----- Material
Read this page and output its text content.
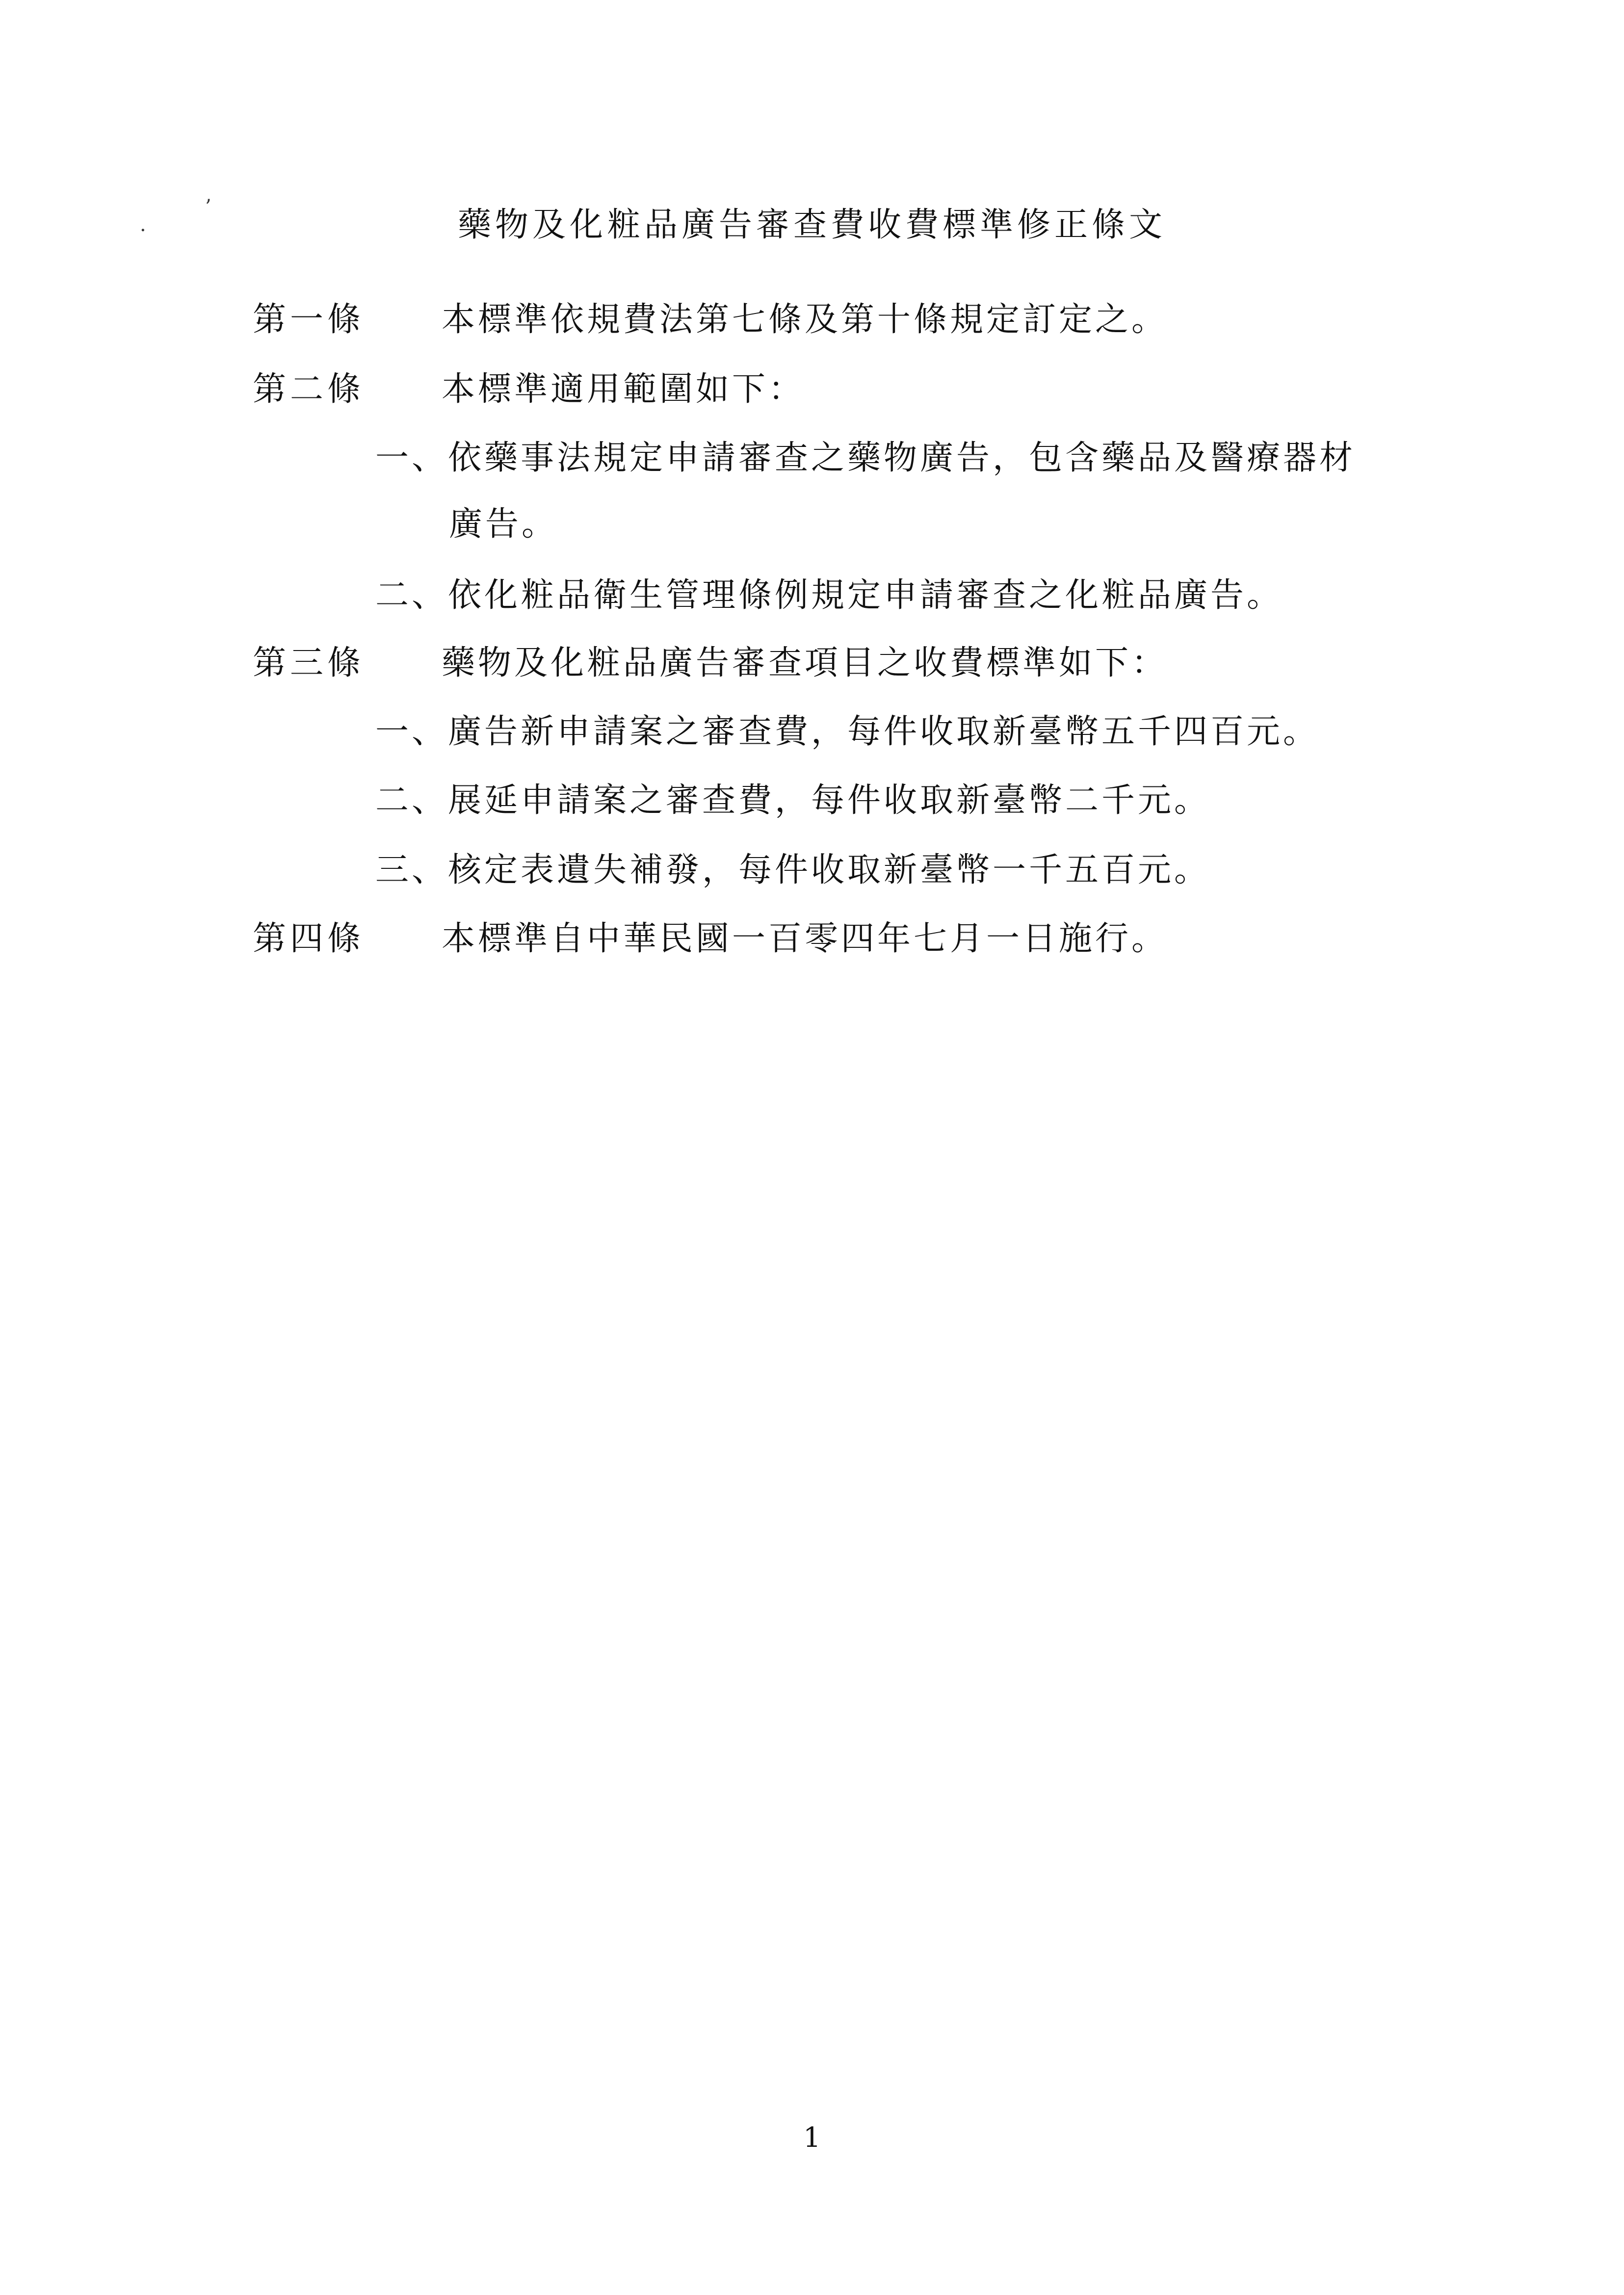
·
’	藥物及化粧品廣告審查費收費標準修正條文
第一條 本標準依規費法第七條及第十條規定訂定之。
第二條 本標準適用範圍如下：
一、依藥事法規定申請審查之藥物廣告，包含藥品及醫療器材
廣告。
二、依化粧品衛生管理條例規定申請審查之化粧品廣告。
第三條 藥物及化粧品廣告審查項目之收費標準如下：
一、廣告新申請案之審查費，每件收取新臺幣五千四百元。
二、展延申請案之審查費，每件收取新臺幣二千元。
三、核定表遺失補發，每件收取新臺幣一千五百元。
第四條 本標準自中華民國一百零四年七月一日施行。
1
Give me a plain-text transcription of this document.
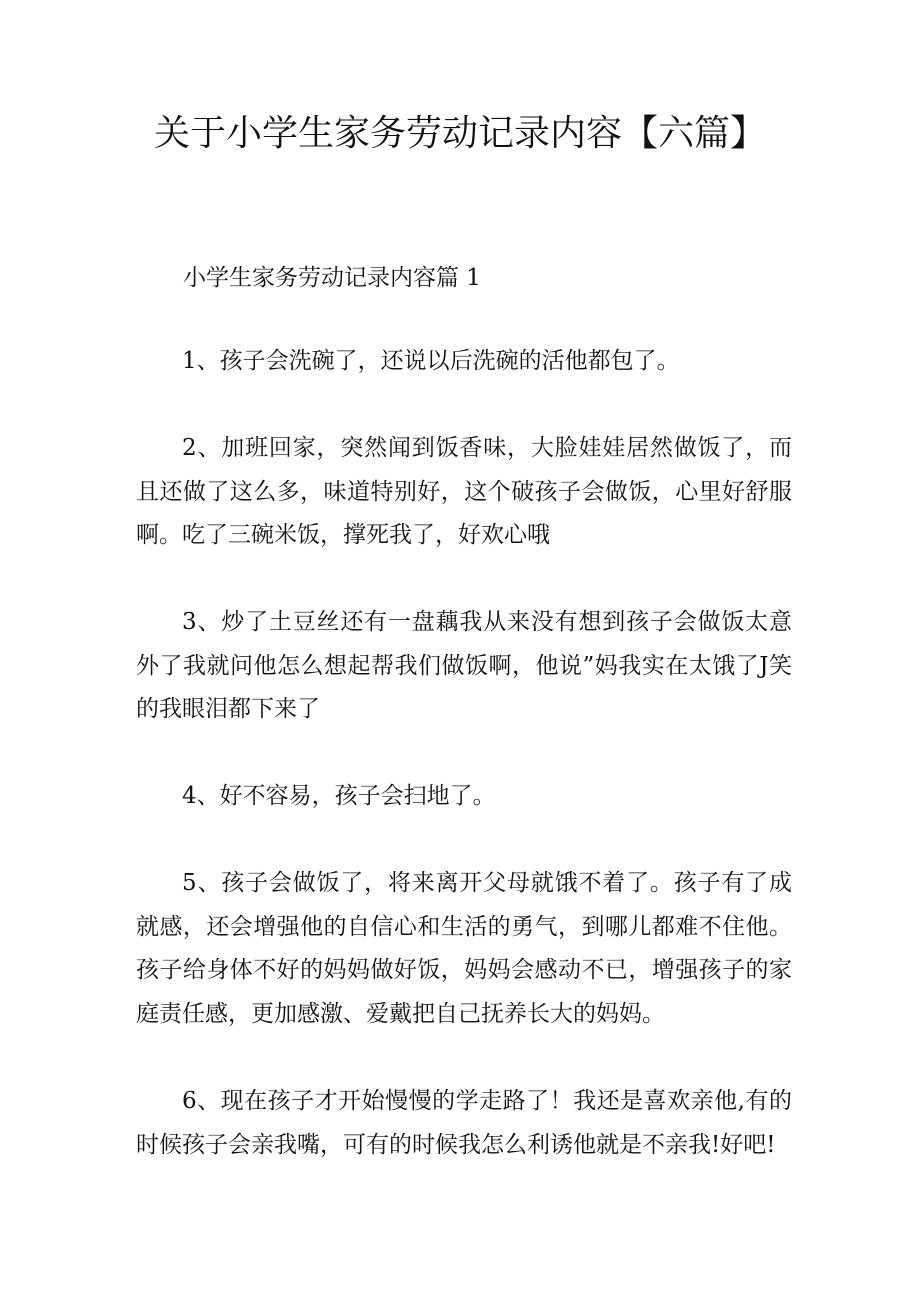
关于小学生家务劳动记录内容【六篇】

小学生家务劳动记录内容篇 1

1、孩子会洗碗了，还说以后洗碗的活他都包了。

2、加班回家，突然闻到饭香味，大脸娃娃居然做饭了，而且还做了这么多，味道特别好，这个破孩子会做饭，心里好舒服啊。吃了三碗米饭，撑死我了，好欢心哦

3、炒了土豆丝还有一盘藕我从来没有想到孩子会做饭太意外了我就问他怎么想起帮我们做饭啊，他说”妈我实在太饿了J笑的我眼泪都下来了

4、好不容易，孩子会扫地了。

5、孩子会做饭了，将来离开父母就饿不着了。孩子有了成就感，还会增强他的自信心和生活的勇气，到哪儿都难不住他。孩子给身体不好的妈妈做好饭，妈妈会感动不已，增强孩子的家庭责任感，更加感激、爱戴把自己抚养长大的妈妈。

6、现在孩子才开始慢慢的学走路了！我还是喜欢亲他,有的时候孩子会亲我嘴，可有的时候我怎么利诱他就是不亲我!好吧!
----------
__Given instruction__
All entries must be written out again exactly as given, with no pictures in the copy.

__Exercise answer__
Read this page and output its text content.
·
’	藥物及化粧品廣告審查費收費標準修正條文
第一條 本標準依規費法第七條及第十條規定訂定之。
第二條 本標準適用範圍如下：
一、依藥事法規定申請審查之藥物廣告，包含藥品及醫療器材
廣告。
二、依化粧品衛生管理條例規定申請審查之化粧品廣告。
第三條 藥物及化粧品廣告審查項目之收費標準如下：
一、廣告新申請案之審查費，每件收取新臺幣五千四百元。
二、展延申請案之審查費，每件收取新臺幣二千元。
三、核定表遺失補發，每件收取新臺幣一千五百元。
第四條 本標準自中華民國一百零四年七月一日施行。
1
Give me a plain-text transcription of this document.
关于小学生家务劳动记录内容【六篇】

小学生家务劳动记录内容篇 1

1、孩子会洗碗了，还说以后洗碗的活他都包了。

2、加班回家，突然闻到饭香味，大脸娃娃居然做饭了，而且还做了这么多，味道特别好，这个破孩子会做饭，心里好舒服啊。吃了三碗米饭，撑死我了，好欢心哦

3、炒了土豆丝还有一盘藕我从来没有想到孩子会做饭太意外了我就问他怎么想起帮我们做饭啊，他说”妈我实在太饿了J笑的我眼泪都下来了

4、好不容易，孩子会扫地了。

5、孩子会做饭了，将来离开父母就饿不着了。孩子有了成就感，还会增强他的自信心和生活的勇气，到哪儿都难不住他。孩子给身体不好的妈妈做好饭，妈妈会感动不已，增强孩子的家庭责任感，更加感激、爱戴把自己抚养长大的妈妈。

6、现在孩子才开始慢慢的学走路了！我还是喜欢亲他,有的时候孩子会亲我嘴，可有的时候我怎么利诱他就是不亲我!好吧!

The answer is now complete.